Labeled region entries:
■ ■ ■ ■ ■ ■ ■

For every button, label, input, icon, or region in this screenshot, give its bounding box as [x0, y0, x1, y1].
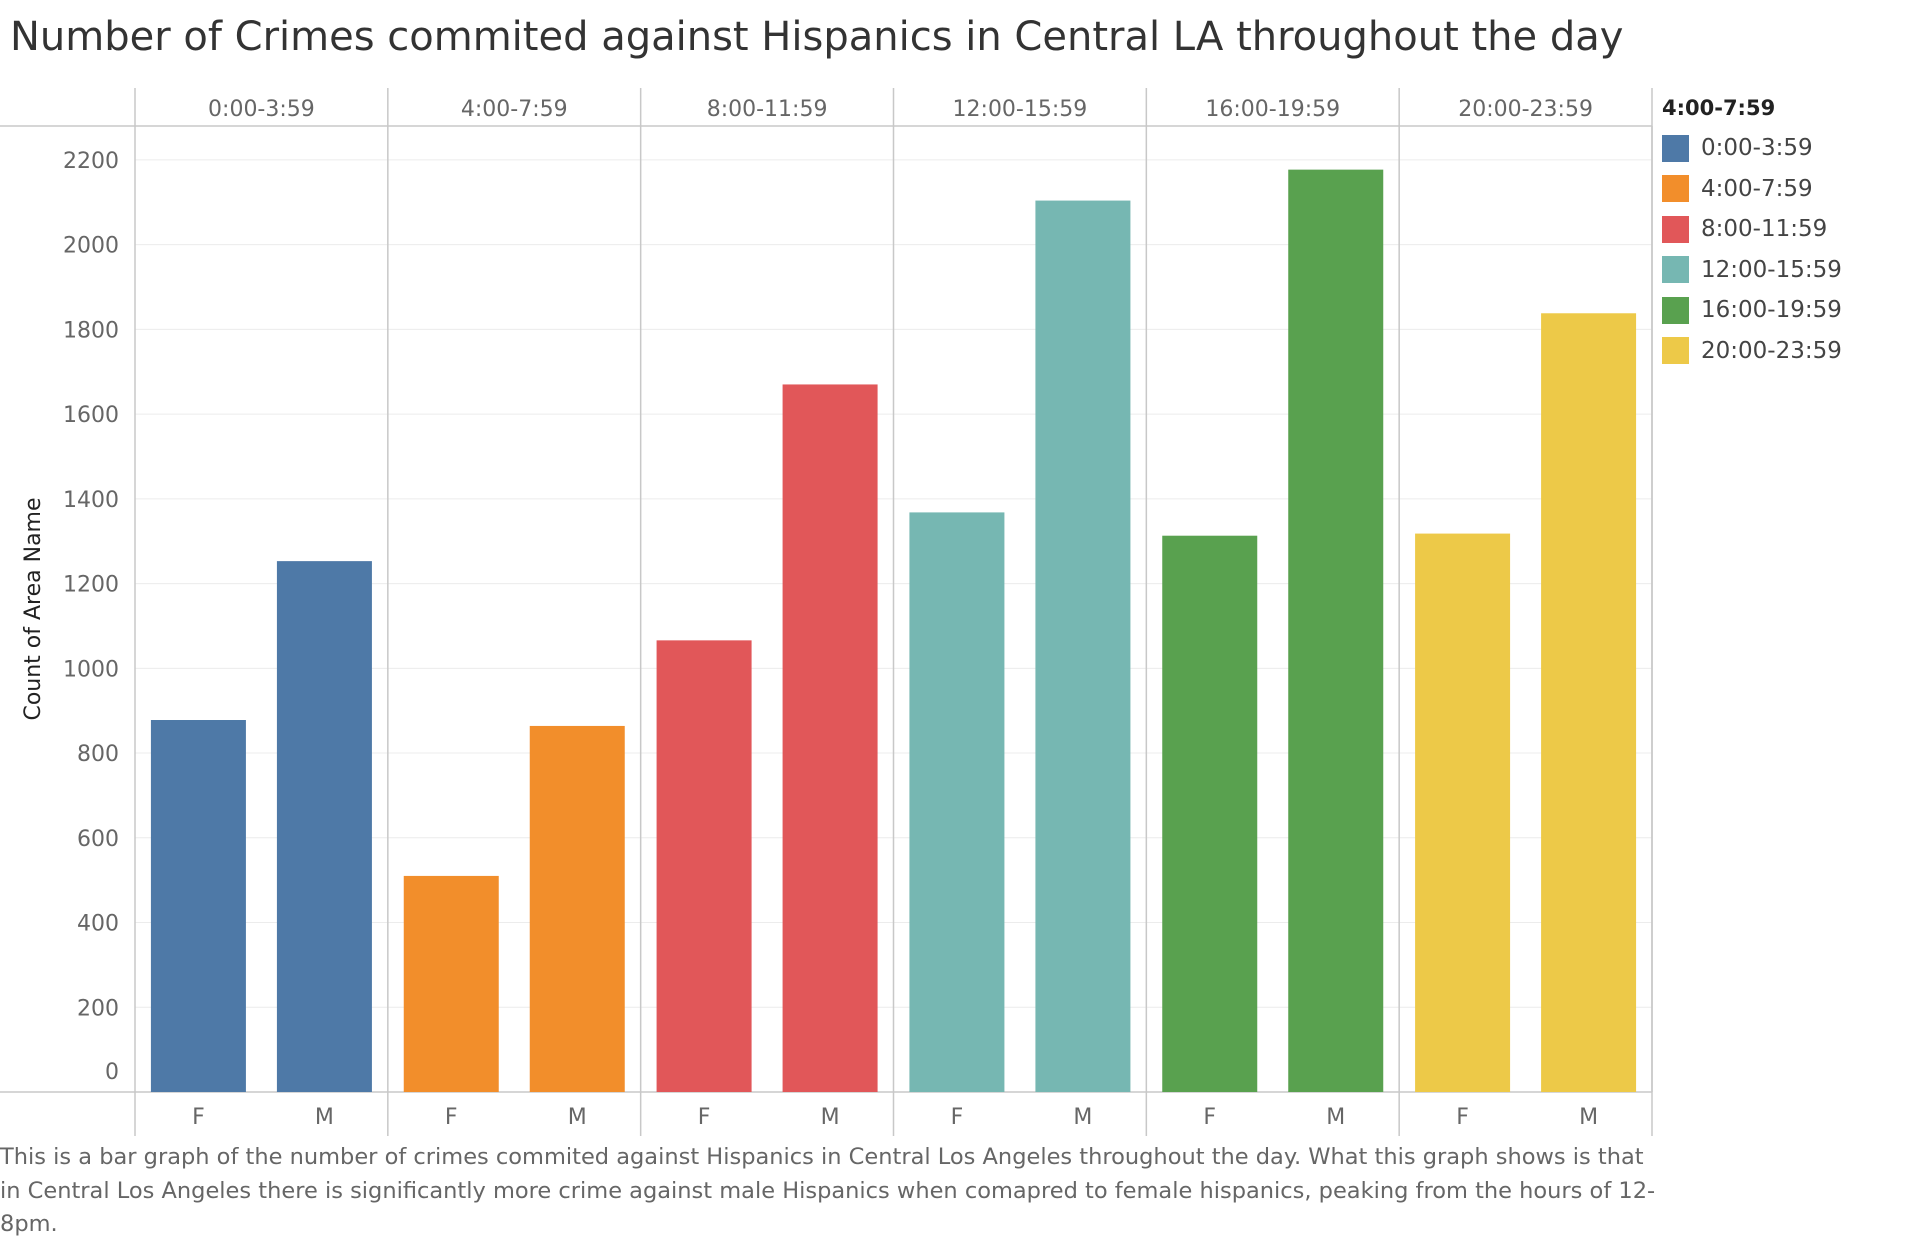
legend-item[interactable]: 12:00-15:59 [1662, 250, 1912, 291]
legend-swatch [1662, 134, 1689, 162]
legend-items: 0:00-3:59 4:00-7:59 8:00-11:59 12:00-15:59 1… [1662, 128, 1912, 371]
chart-title: Number of Crimes commited against Hispan… [10, 14, 1624, 60]
legend-swatch [1662, 215, 1689, 243]
legend: 4:00-7:59 0:00-3:59 4:00-7:59 8:00-11:59 12… [1662, 96, 1912, 371]
panel-header: 4:00-7:59 [461, 97, 568, 122]
y-tick-label: 1000 [63, 657, 119, 682]
bar [150, 720, 246, 1092]
legend-item[interactable]: 4:00-7:59 [1662, 169, 1912, 210]
bar [656, 640, 752, 1092]
legend-label: 8:00-11:59 [1701, 216, 1828, 243]
y-tick-label: 0 [105, 1060, 119, 1085]
legend-swatch [1662, 296, 1689, 324]
legend-label: 20:00-23:59 [1701, 337, 1842, 364]
x-tick-label: M [821, 1105, 840, 1130]
bar [1541, 313, 1637, 1092]
y-axis-title: Count of Area Name [21, 497, 46, 720]
legend-swatch [1662, 175, 1689, 203]
x-tick-label: M [568, 1105, 587, 1130]
bar [782, 384, 878, 1092]
x-tick-label: M [1579, 1105, 1598, 1130]
bar [1415, 533, 1511, 1092]
y-tick-label: 400 [77, 912, 119, 937]
bar-chart: 0 200 400 600 800 1000 1200 1400 1600 1800 2000 220… [0, 88, 1653, 1136]
y-tick-label: 200 [77, 996, 119, 1021]
panel-header: 12:00-15:59 [953, 97, 1088, 122]
x-tick-label: M [1073, 1105, 1092, 1130]
bar [1035, 200, 1131, 1092]
legend-label: 16:00-19:59 [1701, 297, 1842, 324]
x-tick-label: F [951, 1105, 964, 1130]
y-tick-label: 1600 [63, 403, 119, 428]
bar [1162, 535, 1258, 1092]
bar [403, 875, 499, 1092]
x-tick-label: F [445, 1105, 458, 1130]
x-tick-label: F [192, 1105, 205, 1130]
bar [529, 725, 625, 1092]
bar [909, 512, 1005, 1092]
bar [1288, 169, 1384, 1093]
legend-item[interactable]: 16:00-19:59 [1662, 290, 1912, 331]
y-tick-label: 800 [77, 742, 119, 767]
legend-item[interactable]: 0:00-3:59 [1662, 128, 1912, 169]
bar [276, 561, 372, 1092]
chart-caption: This is a bar graph of the number of cri… [0, 1144, 1656, 1237]
legend-item[interactable]: 8:00-11:59 [1662, 209, 1912, 250]
y-tick-label: 2000 [63, 234, 119, 259]
x-tick-label: F [1203, 1105, 1216, 1130]
x-tick-label: F [1456, 1105, 1469, 1130]
panel-header: 8:00-11:59 [707, 97, 828, 122]
y-tick-label: 1400 [63, 488, 119, 513]
panel-header: 16:00-19:59 [1205, 97, 1340, 122]
panel-header: 20:00-23:59 [1458, 97, 1593, 122]
legend-item[interactable]: 20:00-23:59 [1662, 331, 1912, 372]
x-tick-label: M [1326, 1105, 1345, 1130]
x-tick-label: F [698, 1105, 711, 1130]
y-tick-label: 600 [77, 827, 119, 852]
x-tick-label: M [315, 1105, 334, 1130]
panel-header: 0:00-3:59 [208, 97, 315, 122]
y-tick-label: 2200 [63, 149, 119, 174]
y-tick-label: 1800 [63, 318, 119, 343]
y-tick-label: 1200 [63, 573, 119, 598]
legend-title: 4:00-7:59 [1662, 96, 1776, 120]
legend-swatch [1662, 337, 1689, 365]
legend-label: 4:00-7:59 [1701, 175, 1813, 202]
legend-label: 0:00-3:59 [1701, 135, 1813, 162]
legend-label: 12:00-15:59 [1701, 256, 1842, 283]
legend-swatch [1662, 256, 1689, 284]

■ ■ ■ ■ ■ ■ ■

Aim of the exercise:
Rewrite every line of the records above as a Markdown table with a "Row" column for the row number and an "Entry" column for the line, skipping blank lines. Leave the pictures out of the table.

Output of the task:
| Row | Entry |
|---|---|
| 1 | For every button, label, input, icon, or region in this screenshot, give its bounding box as [x0, y0, x1, y1]. |
| 2 | legend-item[interactable]: 12:00-15:59 [1662, 250, 1912, 291] |
| 3 | legend-swatch [1662, 134, 1689, 162] |
| 4 | legend-items: 0:00-3:59 4:00-7:59 8:00-11:59 12:00-15:59 1… [1662, 128, 1912, 371] |
| 5 | chart-title: Number of Crimes commited against Hispan… [10, 14, 1624, 60] |
| 6 | legend-swatch [1662, 215, 1689, 243] |
| 7 | legend: 4:00-7:59 0:00-3:59 4:00-7:59 8:00-11:59 12… [1662, 96, 1912, 371] |
| 8 | panel-header: 4:00-7:59 [461, 97, 568, 122] |
| 9 | y-tick-label: 1000 [63, 657, 119, 682] |
| 10 | bar [150, 720, 246, 1092] |
| 11 | legend-item[interactable]: 4:00-7:59 [1662, 169, 1912, 210] |
| 12 | bar [656, 640, 752, 1092] |
| 13 | legend-label: 8:00-11:59 [1701, 216, 1828, 243] |
| 14 | y-tick-label: 0 [105, 1060, 119, 1085] |
| 15 | legend-swatch [1662, 296, 1689, 324] |
| 16 | legend-label: 20:00-23:59 [1701, 337, 1842, 364] |
| 17 | x-tick-label: M [821, 1105, 840, 1130] |
| 18 | bar [1541, 313, 1637, 1092] |
| 19 | y-axis-title: Count of Area Name [21, 497, 46, 720] |
| 20 | legend-swatch [1662, 175, 1689, 203] |
| 21 | x-tick-label: M [568, 1105, 587, 1130] |
| 22 | bar [782, 384, 878, 1092] |
| 23 | x-tick-label: M [1579, 1105, 1598, 1130] |
| 24 | bar [1415, 533, 1511, 1092] |
| 25 | y-tick-label: 400 [77, 912, 119, 937] |
| 26 | bar-chart: 0 200 400 600 800 1000 1200 1400 1600 1800 2000 220… [0, 88, 1653, 1136] |
| 27 | y-tick-label: 200 [77, 996, 119, 1021] |
| 28 | panel-header: 12:00-15:59 [953, 97, 1088, 122] |
| 29 | x-tick-label: M [1073, 1105, 1092, 1130] |
| 30 | bar [1035, 200, 1131, 1092] |
| 31 | legend-label: 16:00-19:59 [1701, 297, 1842, 324] |
| 32 | x-tick-label: F [951, 1105, 964, 1130] |
| 33 | y-tick-label: 1600 [63, 403, 119, 428] |
| 34 | bar [1162, 535, 1258, 1092] |
| 35 | bar [403, 875, 499, 1092] |
| 36 | x-tick-label: F [445, 1105, 458, 1130] |
| 37 | x-tick-label: F [192, 1105, 205, 1130] |
| 38 | bar [529, 725, 625, 1092] |
| 39 | bar [909, 512, 1005, 1092] |
| 40 | bar [1288, 169, 1384, 1093] |
| 41 | legend-item[interactable]: 16:00-19:59 [1662, 290, 1912, 331] |
| 42 | y-tick-label: 800 [77, 742, 119, 767] |
| 43 | legend-item[interactable]: 0:00-3:59 [1662, 128, 1912, 169] |
| 44 | bar [276, 561, 372, 1092] |
| 45 | chart-caption: This is a bar graph of the number of cri… [0, 1144, 1656, 1237] |
| 46 | legend-item[interactable]: 8:00-11:59 [1662, 209, 1912, 250] |
| 47 | y-tick-label: 2000 [63, 234, 119, 259] |
| 48 | x-tick-label: F [1203, 1105, 1216, 1130] |
| 49 | x-tick-label: F [1456, 1105, 1469, 1130] |
| 50 | panel-header: 8:00-11:59 [707, 97, 828, 122] |
| 51 | y-tick-label: 1400 [63, 488, 119, 513] |
| 52 | panel-header: 16:00-19:59 [1205, 97, 1340, 122] |
| 53 | panel-header: 20:00-23:59 [1458, 97, 1593, 122] |
| 54 | legend-item[interactable]: 20:00-23:59 [1662, 331, 1912, 372] |
| 55 | x-tick-label: M [1326, 1105, 1345, 1130] |
| 56 | x-tick-label: F [698, 1105, 711, 1130] |
| 57 | y-tick-label: 600 [77, 827, 119, 852] |
| 58 | x-tick-label: M [315, 1105, 334, 1130] |
| 59 | panel-header: 0:00-3:59 [208, 97, 315, 122] |
| 60 | y-tick-label: 2200 [63, 149, 119, 174] |
| 61 | y-tick-label: 1800 [63, 318, 119, 343] |
| 62 | y-tick-label: 1200 [63, 573, 119, 598] |
| 63 | legend-title: 4:00-7:59 [1662, 96, 1776, 120] |
| 64 | legend-swatch [1662, 337, 1689, 365] |
| 65 | legend-label: 4:00-7:59 [1701, 175, 1813, 202] |
| 66 | legend-label: 0:00-3:59 [1701, 135, 1813, 162] |
| 67 | legend-label: 12:00-15:59 [1701, 256, 1842, 283] |
| 68 | legend-swatch [1662, 256, 1689, 284] |